## Stated exercise
Set down each line of the material that follows, exactly, with no pictures.
====
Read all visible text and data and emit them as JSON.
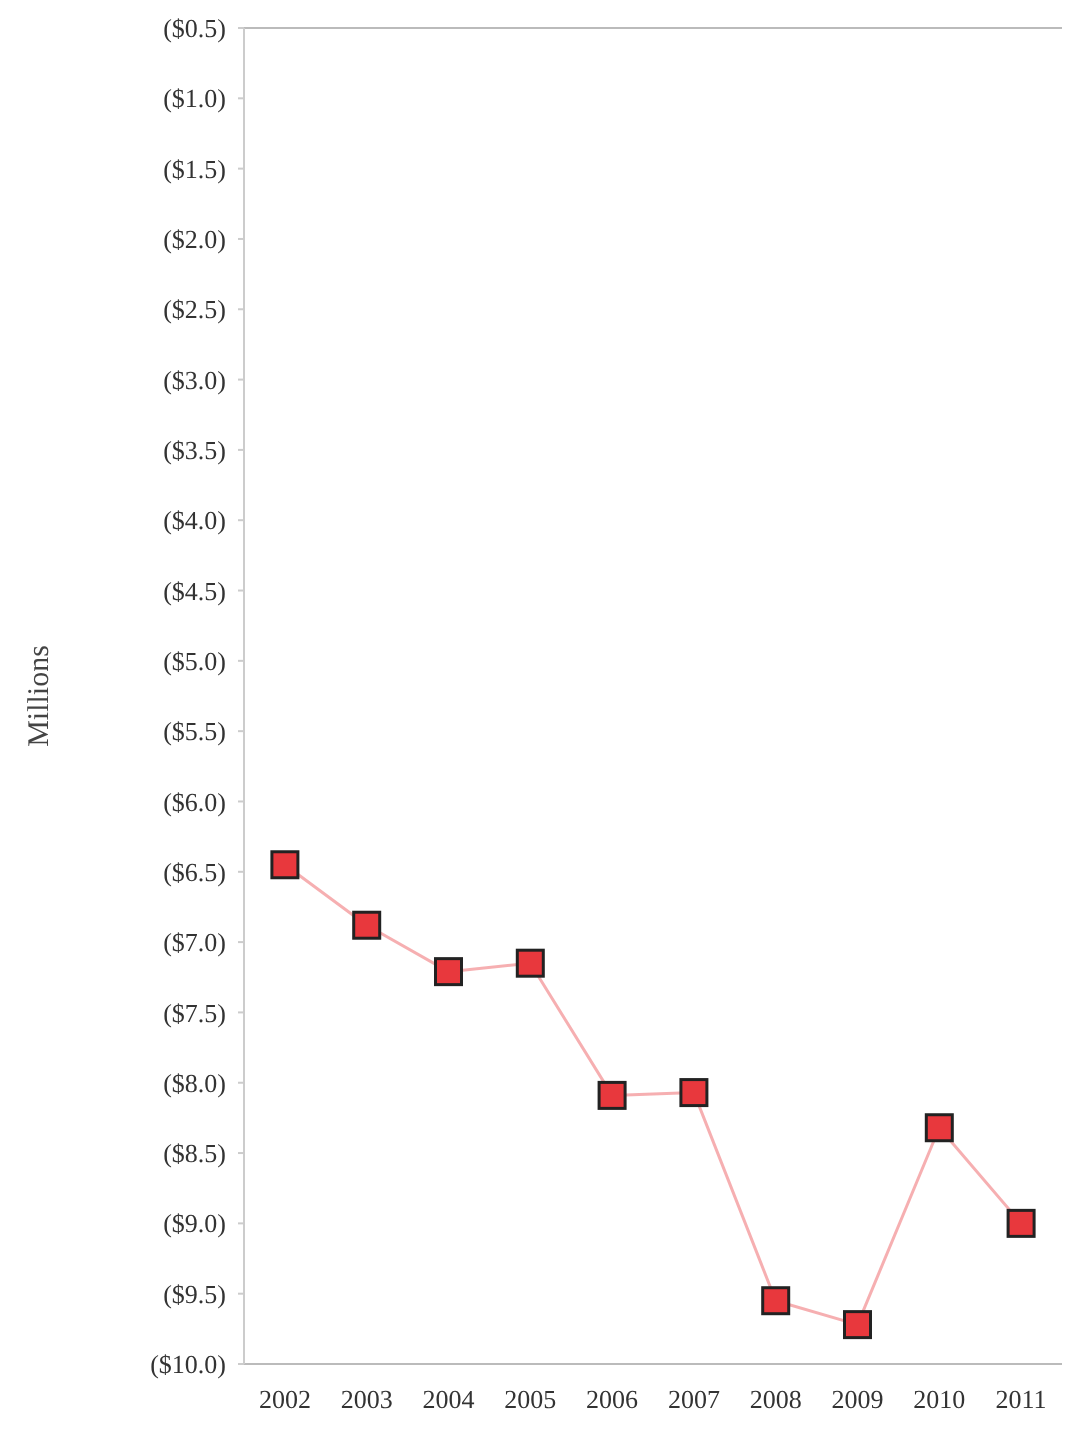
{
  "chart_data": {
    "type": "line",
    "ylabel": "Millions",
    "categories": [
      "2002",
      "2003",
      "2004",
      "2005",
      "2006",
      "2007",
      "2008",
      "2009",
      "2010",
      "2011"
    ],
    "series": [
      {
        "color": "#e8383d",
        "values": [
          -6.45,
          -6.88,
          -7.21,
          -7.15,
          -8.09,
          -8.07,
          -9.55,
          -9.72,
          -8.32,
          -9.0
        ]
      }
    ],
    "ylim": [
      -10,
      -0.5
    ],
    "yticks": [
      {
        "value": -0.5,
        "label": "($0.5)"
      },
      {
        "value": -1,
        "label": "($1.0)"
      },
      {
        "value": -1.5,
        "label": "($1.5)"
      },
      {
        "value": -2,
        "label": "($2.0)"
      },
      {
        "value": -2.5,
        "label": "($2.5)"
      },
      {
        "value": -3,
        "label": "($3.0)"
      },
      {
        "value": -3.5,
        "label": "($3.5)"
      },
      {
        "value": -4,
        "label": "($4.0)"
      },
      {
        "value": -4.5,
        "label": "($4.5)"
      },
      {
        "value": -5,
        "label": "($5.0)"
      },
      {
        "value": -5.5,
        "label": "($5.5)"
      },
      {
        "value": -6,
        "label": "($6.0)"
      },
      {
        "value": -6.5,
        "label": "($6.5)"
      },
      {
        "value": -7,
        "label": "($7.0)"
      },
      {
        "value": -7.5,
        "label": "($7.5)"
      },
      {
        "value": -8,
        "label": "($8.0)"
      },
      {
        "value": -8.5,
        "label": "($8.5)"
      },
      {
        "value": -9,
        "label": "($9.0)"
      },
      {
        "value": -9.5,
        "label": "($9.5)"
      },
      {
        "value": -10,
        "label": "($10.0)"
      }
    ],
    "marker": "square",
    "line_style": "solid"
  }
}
====
## Answer to the problem
Read all visible text and data and emit them as JSON.
{
  "chart_data": {
    "type": "line",
    "ylabel": "Millions",
    "categories": [
      "2002",
      "2003",
      "2004",
      "2005",
      "2006",
      "2007",
      "2008",
      "2009",
      "2010",
      "2011"
    ],
    "series": [
      {
        "color": "#e8383d",
        "values": [
          -6.45,
          -6.88,
          -7.21,
          -7.15,
          -8.09,
          -8.07,
          -9.55,
          -9.72,
          -8.32,
          -9.0
        ]
      }
    ],
    "ylim": [
      -10,
      -0.5
    ],
    "yticks": [
      {
        "value": -0.5,
        "label": "($0.5)"
      },
      {
        "value": -1,
        "label": "($1.0)"
      },
      {
        "value": -1.5,
        "label": "($1.5)"
      },
      {
        "value": -2,
        "label": "($2.0)"
      },
      {
        "value": -2.5,
        "label": "($2.5)"
      },
      {
        "value": -3,
        "label": "($3.0)"
      },
      {
        "value": -3.5,
        "label": "($3.5)"
      },
      {
        "value": -4,
        "label": "($4.0)"
      },
      {
        "value": -4.5,
        "label": "($4.5)"
      },
      {
        "value": -5,
        "label": "($5.0)"
      },
      {
        "value": -5.5,
        "label": "($5.5)"
      },
      {
        "value": -6,
        "label": "($6.0)"
      },
      {
        "value": -6.5,
        "label": "($6.5)"
      },
      {
        "value": -7,
        "label": "($7.0)"
      },
      {
        "value": -7.5,
        "label": "($7.5)"
      },
      {
        "value": -8,
        "label": "($8.0)"
      },
      {
        "value": -8.5,
        "label": "($8.5)"
      },
      {
        "value": -9,
        "label": "($9.0)"
      },
      {
        "value": -9.5,
        "label": "($9.5)"
      },
      {
        "value": -10,
        "label": "($10.0)"
      }
    ],
    "marker": "square",
    "line_style": "solid"
  }
}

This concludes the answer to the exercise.